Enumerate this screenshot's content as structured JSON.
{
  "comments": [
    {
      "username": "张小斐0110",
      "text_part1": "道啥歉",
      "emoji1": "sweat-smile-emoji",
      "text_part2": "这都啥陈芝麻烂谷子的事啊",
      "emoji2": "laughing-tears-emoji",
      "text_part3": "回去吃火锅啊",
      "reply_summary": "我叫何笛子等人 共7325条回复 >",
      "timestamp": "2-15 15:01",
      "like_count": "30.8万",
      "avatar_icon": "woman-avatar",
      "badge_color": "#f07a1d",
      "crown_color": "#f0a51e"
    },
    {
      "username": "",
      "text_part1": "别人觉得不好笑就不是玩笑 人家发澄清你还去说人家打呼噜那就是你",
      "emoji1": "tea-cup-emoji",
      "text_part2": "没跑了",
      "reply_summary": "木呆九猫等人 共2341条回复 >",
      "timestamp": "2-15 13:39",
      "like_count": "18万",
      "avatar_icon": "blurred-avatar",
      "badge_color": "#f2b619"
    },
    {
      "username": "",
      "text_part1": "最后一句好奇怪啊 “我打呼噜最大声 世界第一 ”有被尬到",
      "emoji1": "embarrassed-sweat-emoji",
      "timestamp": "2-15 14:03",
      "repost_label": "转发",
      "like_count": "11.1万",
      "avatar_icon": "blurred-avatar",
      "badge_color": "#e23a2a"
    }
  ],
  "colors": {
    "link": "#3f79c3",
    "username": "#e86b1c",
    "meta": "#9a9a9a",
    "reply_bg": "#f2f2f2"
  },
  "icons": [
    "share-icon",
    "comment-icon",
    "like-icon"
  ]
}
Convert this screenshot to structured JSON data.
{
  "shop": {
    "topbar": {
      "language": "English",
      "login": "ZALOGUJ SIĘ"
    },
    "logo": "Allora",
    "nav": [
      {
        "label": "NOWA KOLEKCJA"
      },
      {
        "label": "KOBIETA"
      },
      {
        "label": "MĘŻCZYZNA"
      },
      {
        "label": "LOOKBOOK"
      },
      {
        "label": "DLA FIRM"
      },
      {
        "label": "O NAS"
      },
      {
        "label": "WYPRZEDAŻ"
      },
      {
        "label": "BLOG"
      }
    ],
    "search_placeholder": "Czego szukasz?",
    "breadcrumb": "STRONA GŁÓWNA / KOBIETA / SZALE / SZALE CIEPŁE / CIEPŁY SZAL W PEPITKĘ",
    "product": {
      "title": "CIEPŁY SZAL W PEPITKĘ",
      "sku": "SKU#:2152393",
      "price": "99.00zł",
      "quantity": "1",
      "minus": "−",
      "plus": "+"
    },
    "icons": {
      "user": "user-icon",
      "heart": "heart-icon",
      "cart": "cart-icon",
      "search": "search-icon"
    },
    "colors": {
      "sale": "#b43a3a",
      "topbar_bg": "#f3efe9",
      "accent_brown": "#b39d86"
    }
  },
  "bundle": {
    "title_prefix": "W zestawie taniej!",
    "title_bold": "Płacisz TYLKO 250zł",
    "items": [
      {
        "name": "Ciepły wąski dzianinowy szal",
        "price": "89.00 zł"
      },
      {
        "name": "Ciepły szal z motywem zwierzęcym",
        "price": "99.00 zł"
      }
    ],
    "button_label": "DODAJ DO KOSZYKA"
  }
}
★ ★ ★ ★ ★ ★ ★
DIRECTIONS:
Copy each entry exactly, with nothing added or dropped.

WRITTEN ANSWER:
Enumerate this screenshot's content as structured JSON.
{
  "comments": [
    {
      "username": "张小斐0110",
      "text_part1": "道啥歉",
      "emoji1": "sweat-smile-emoji",
      "text_part2": "这都啥陈芝麻烂谷子的事啊",
      "emoji2": "laughing-tears-emoji",
      "text_part3": "回去吃火锅啊",
      "reply_summary": "我叫何笛子等人 共7325条回复 >",
      "timestamp": "2-15 15:01",
      "like_count": "30.8万",
      "avatar_icon": "woman-avatar",
      "badge_color": "#f07a1d",
      "crown_color": "#f0a51e"
    },
    {
      "username": "",
      "text_part1": "别人觉得不好笑就不是玩笑 人家发澄清你还去说人家打呼噜那就是你",
      "emoji1": "tea-cup-emoji",
      "text_part2": "没跑了",
      "reply_summary": "木呆九猫等人 共2341条回复 >",
      "timestamp": "2-15 13:39",
      "like_count": "18万",
      "avatar_icon": "blurred-avatar",
      "badge_color": "#f2b619"
    },
    {
      "username": "",
      "text_part1": "最后一句好奇怪啊 “我打呼噜最大声 世界第一 ”有被尬到",
      "emoji1": "embarrassed-sweat-emoji",
      "timestamp": "2-15 14:03",
      "repost_label": "转发",
      "like_count": "11.1万",
      "avatar_icon": "blurred-avatar",
      "badge_color": "#e23a2a"
    }
  ],
  "colors": {
    "link": "#3f79c3",
    "username": "#e86b1c",
    "meta": "#9a9a9a",
    "reply_bg": "#f2f2f2"
  },
  "icons": [
    "share-icon",
    "comment-icon",
    "like-icon"
  ]
}
Convert this screenshot to structured JSON data.
{
  "shop": {
    "topbar": {
      "language": "English",
      "login": "ZALOGUJ SIĘ"
    },
    "logo": "Allora",
    "nav": [
      {
        "label": "NOWA KOLEKCJA"
      },
      {
        "label": "KOBIETA"
      },
      {
        "label": "MĘŻCZYZNA"
      },
      {
        "label": "LOOKBOOK"
      },
      {
        "label": "DLA FIRM"
      },
      {
        "label": "O NAS"
      },
      {
        "label": "WYPRZEDAŻ"
      },
      {
        "label": "BLOG"
      }
    ],
    "search_placeholder": "Czego szukasz?",
    "breadcrumb": "STRONA GŁÓWNA / KOBIETA / SZALE / SZALE CIEPŁE / CIEPŁY SZAL W PEPITKĘ",
    "product": {
      "title": "CIEPŁY SZAL W PEPITKĘ",
      "sku": "SKU#:2152393",
      "price": "99.00zł",
      "quantity": "1",
      "minus": "−",
      "plus": "+"
    },
    "icons": {
      "user": "user-icon",
      "heart": "heart-icon",
      "cart": "cart-icon",
      "search": "search-icon"
    },
    "colors": {
      "sale": "#b43a3a",
      "topbar_bg": "#f3efe9",
      "accent_brown": "#b39d86"
    }
  },
  "bundle": {
    "title_prefix": "W zestawie taniej!",
    "title_bold": "Płacisz TYLKO 250zł",
    "items": [
      {
        "name": "Ciepły wąski dzianinowy szal",
        "price": "89.00 zł"
      },
      {
        "name": "Ciepły szal z motywem zwierzęcym",
        "price": "99.00 zł"
      }
    ],
    "button_label": "DODAJ DO KOSZYKA"
  }
}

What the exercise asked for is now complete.